*What is being asked*:
Wherever "五个台阶" appears in a line, list that line.

*Records provided*:
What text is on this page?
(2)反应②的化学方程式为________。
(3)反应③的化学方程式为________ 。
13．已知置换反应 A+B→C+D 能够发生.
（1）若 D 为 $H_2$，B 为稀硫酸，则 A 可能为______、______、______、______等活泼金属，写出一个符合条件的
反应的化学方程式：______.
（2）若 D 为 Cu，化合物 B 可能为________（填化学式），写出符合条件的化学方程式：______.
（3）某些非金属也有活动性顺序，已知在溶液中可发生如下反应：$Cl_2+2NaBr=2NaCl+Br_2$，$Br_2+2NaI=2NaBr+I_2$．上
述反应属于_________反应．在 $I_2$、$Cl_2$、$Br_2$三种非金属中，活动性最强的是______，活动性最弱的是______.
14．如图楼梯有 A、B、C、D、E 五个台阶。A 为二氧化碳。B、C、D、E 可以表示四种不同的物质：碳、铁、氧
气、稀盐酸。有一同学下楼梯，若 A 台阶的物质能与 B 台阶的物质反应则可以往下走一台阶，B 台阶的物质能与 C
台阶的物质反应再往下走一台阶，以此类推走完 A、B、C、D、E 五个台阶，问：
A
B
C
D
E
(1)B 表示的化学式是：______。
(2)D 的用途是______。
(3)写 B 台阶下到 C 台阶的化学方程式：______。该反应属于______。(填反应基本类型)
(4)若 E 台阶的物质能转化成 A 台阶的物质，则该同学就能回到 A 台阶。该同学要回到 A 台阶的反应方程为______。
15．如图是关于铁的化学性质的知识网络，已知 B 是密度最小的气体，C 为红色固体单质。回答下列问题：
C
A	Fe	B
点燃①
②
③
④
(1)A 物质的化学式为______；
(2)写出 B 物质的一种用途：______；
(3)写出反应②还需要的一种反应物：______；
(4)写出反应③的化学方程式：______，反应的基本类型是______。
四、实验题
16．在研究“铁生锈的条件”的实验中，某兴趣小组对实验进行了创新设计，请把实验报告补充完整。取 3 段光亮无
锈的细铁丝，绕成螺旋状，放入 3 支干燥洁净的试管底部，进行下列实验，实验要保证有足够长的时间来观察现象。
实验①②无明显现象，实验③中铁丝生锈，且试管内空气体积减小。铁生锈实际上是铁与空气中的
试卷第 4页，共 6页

*Written answer*:
14．如图楼梯有 A、B、C、D、E 五个台阶。A 为二氧化碳。B、C、D、E 可以表示四种不同的物质：碳、铁、氧
台阶的物质反应再往下走一台阶，以此类推走完 A、B、C、D、E 五个台阶，问：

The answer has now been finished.